### PROBLEM REQUIREMENTS
Gather from the material every line that contains the string "Fertilizantes".
START
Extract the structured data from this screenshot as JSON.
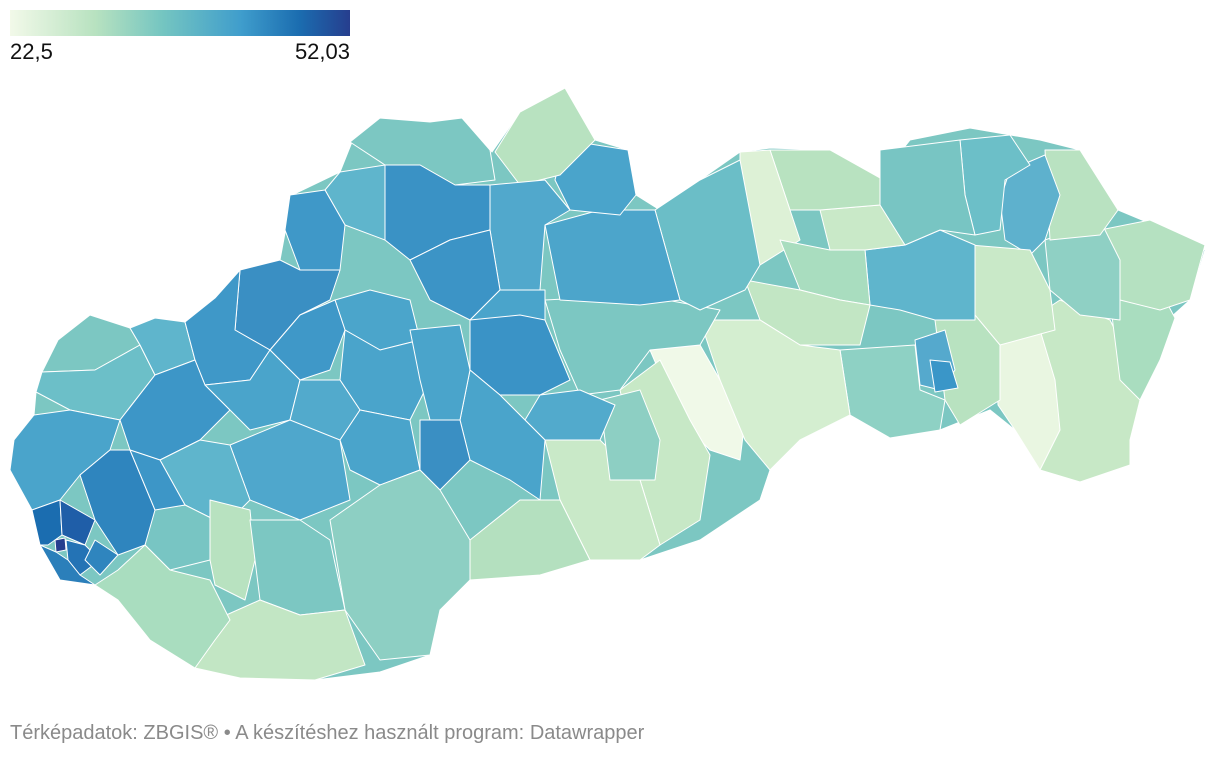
{
  "legend": {
    "min_label": "22,5",
    "max_label": "52,03",
    "color_low": "#f2f9e9",
    "color_high": "#263e8e"
  },
  "footer": {
    "map_source_label": "Térképadatok:",
    "map_source": "ZBGIS®",
    "separator": "•",
    "tool_label": "A készítéshez használt program:",
    "tool": "Datawrapper"
  }
}
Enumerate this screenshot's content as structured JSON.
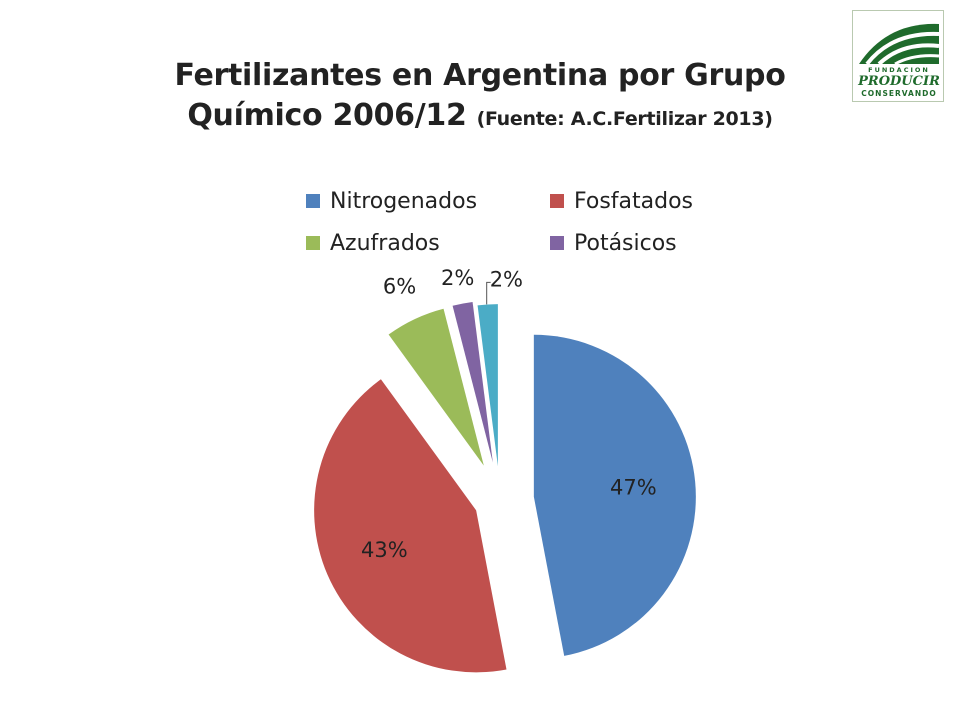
{
  "title": {
    "line1": "Fertilizantes en Argentina por Grupo",
    "line2": "Químico 2006/12",
    "source": "(Fuente: A.C.Fertilizar 2013)"
  },
  "logo": {
    "text_top": "FUNDACION",
    "text_mid": "PRODUCIR",
    "text_bottom": "CONSERVANDO",
    "color": "#1f6b2c"
  },
  "chart_data": {
    "type": "pie",
    "title": "Fertilizantes en Argentina por Grupo Químico 2006/12",
    "legend_position": "top",
    "exploded": true,
    "slices": [
      {
        "name": "Nitrogenados",
        "value": 47,
        "label": "47%",
        "color": "#4f81bd",
        "in_legend": true
      },
      {
        "name": "Fosfatados",
        "value": 43,
        "label": "43%",
        "color": "#c0504d",
        "in_legend": true
      },
      {
        "name": "Azufrados",
        "value": 6,
        "label": "6%",
        "color": "#9bbb59",
        "in_legend": true
      },
      {
        "name": "Potásicos",
        "value": 2,
        "label": "2%",
        "color": "#8064a2",
        "in_legend": true
      },
      {
        "name": "",
        "value": 2,
        "label": "2%",
        "color": "#4bacc6",
        "in_legend": false
      }
    ]
  }
}
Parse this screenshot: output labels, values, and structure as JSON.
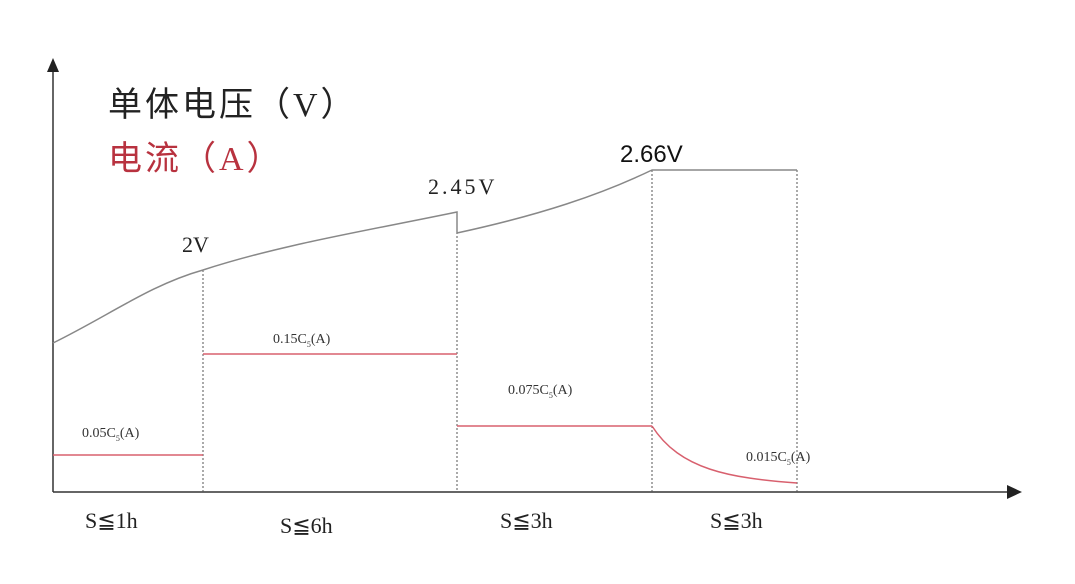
{
  "axes": {
    "y_title": "单体电压（V）",
    "y2_title": "电流（A）"
  },
  "voltage_labels": [
    "2V",
    "2.45V",
    "2.66V"
  ],
  "current_labels": [
    {
      "main": "0.05C",
      "sub": "5",
      "unit": "(A)"
    },
    {
      "main": "0.15C",
      "sub": "5",
      "unit": "(A)"
    },
    {
      "main": "0.075C",
      "sub": "5",
      "unit": "(A)"
    },
    {
      "main": "0.015C",
      "sub": "5",
      "unit": "(A)"
    }
  ],
  "stages": [
    "S≦1h",
    "S≦6h",
    "S≦3h",
    "S≦3h"
  ]
}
END
### SOLUTION TO THIS TASK
    "line1": "Fertilizantes en Argentina por Grupo",
    "title": "Fertilizantes en Argentina por Grupo Químico 2006/12",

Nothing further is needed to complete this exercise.